====== DATA FOR THE TASK ======

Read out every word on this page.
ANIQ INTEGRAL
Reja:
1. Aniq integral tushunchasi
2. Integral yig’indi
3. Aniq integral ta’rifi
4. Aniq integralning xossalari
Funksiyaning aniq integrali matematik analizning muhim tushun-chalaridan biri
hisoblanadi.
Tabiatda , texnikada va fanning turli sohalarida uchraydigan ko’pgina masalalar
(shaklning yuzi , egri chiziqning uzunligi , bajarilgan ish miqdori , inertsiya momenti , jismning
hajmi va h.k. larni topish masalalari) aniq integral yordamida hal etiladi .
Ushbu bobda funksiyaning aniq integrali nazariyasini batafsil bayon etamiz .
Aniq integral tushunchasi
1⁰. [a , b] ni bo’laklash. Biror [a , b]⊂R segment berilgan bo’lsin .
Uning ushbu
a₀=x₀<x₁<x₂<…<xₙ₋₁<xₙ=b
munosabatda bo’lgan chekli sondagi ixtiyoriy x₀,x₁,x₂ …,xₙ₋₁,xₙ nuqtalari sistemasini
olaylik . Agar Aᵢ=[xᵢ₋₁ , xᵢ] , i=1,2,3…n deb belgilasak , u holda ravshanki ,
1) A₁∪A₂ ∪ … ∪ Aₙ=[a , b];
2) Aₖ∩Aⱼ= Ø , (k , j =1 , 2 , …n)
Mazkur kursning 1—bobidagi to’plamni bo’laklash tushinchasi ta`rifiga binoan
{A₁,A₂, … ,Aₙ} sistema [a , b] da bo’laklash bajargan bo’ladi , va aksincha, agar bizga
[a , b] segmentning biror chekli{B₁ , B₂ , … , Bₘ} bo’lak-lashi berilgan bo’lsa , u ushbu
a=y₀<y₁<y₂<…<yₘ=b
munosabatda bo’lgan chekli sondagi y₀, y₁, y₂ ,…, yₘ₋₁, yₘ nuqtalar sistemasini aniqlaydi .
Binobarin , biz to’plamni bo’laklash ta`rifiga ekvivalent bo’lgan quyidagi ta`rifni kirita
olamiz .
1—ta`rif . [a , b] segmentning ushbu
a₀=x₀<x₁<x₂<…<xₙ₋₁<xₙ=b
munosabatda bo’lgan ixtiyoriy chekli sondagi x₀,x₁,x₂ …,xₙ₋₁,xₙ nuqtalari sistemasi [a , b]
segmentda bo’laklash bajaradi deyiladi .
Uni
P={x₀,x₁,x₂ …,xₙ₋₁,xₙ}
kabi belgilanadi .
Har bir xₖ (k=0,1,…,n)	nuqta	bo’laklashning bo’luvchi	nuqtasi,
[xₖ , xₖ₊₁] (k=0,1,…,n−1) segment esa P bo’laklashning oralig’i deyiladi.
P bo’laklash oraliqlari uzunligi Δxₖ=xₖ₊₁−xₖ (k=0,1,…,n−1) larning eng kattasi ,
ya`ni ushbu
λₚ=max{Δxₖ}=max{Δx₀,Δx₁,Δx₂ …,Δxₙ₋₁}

======

WHAT IS BEING ASKED =>
Exactly reproduce every line of the data above.

TASK ANSWER =>
Read out every word on this page.
ANIQ INTEGRAL
Reja:
1. Aniq integral tushunchasi
2. Integral yig’indi
3. Aniq integral ta’rifi
4. Aniq integralning xossalari
Funksiyaning aniq integrali matematik analizning muhim tushun-chalaridan biri
hisoblanadi.
Tabiatda , texnikada va fanning turli sohalarida uchraydigan ko’pgina masalalar
(shaklning yuzi , egri chiziqning uzunligi , bajarilgan ish miqdori , inertsiya momenti , jismning
hajmi va h.k. larni topish masalalari) aniq integral yordamida hal etiladi .
Ushbu bobda funksiyaning aniq integrali nazariyasini batafsil bayon etamiz .
Aniq integral tushunchasi
1⁰. [a , b] ni bo’laklash. Biror [a , b]⊂R segment berilgan bo’lsin .
Uning ushbu
a₀=x₀<x₁<x₂<…<xₙ₋₁<xₙ=b
munosabatda bo’lgan chekli sondagi ixtiyoriy x₀,x₁,x₂ …,xₙ₋₁,xₙ nuqtalari sistemasini
olaylik . Agar Aᵢ=[xᵢ₋₁ , xᵢ] , i=1,2,3…n deb belgilasak , u holda ravshanki ,
1) A₁∪A₂ ∪ … ∪ Aₙ=[a , b];
2) Aₖ∩Aⱼ= Ø , (k , j =1 , 2 , …n)
Mazkur kursning 1—bobidagi to’plamni bo’laklash tushinchasi ta`rifiga binoan
{A₁,A₂, … ,Aₙ} sistema [a , b] da bo’laklash bajargan bo’ladi , va aksincha, agar bizga
[a , b] segmentning biror chekli{B₁ , B₂ , … , Bₘ} bo’lak-lashi berilgan bo’lsa , u ushbu
a=y₀<y₁<y₂<…<yₘ=b
munosabatda bo’lgan chekli sondagi y₀, y₁, y₂ ,…, yₘ₋₁, yₘ nuqtalar sistemasini aniqlaydi .
Binobarin , biz to’plamni bo’laklash ta`rifiga ekvivalent bo’lgan quyidagi ta`rifni kirita
olamiz .
1—ta`rif . [a , b] segmentning ushbu
a₀=x₀<x₁<x₂<…<xₙ₋₁<xₙ=b
munosabatda bo’lgan ixtiyoriy chekli sondagi x₀,x₁,x₂ …,xₙ₋₁,xₙ nuqtalari sistemasi [a , b]
segmentda bo’laklash bajaradi deyiladi .
Uni
P={x₀,x₁,x₂ …,xₙ₋₁,xₙ}
kabi belgilanadi .
Har bir xₖ (k=0,1,…,n)	nuqta	bo’laklashning bo’luvchi	nuqtasi,
[xₖ , xₖ₊₁] (k=0,1,…,n−1) segment esa P bo’laklashning oralig’i deyiladi.
P bo’laklash oraliqlari uzunligi Δxₖ=xₖ₊₁−xₖ (k=0,1,…,n−1) larning eng kattasi ,
ya`ni ushbu
λₚ=max{Δxₖ}=max{Δx₀,Δx₁,Δx₂ …,Δxₙ₋₁}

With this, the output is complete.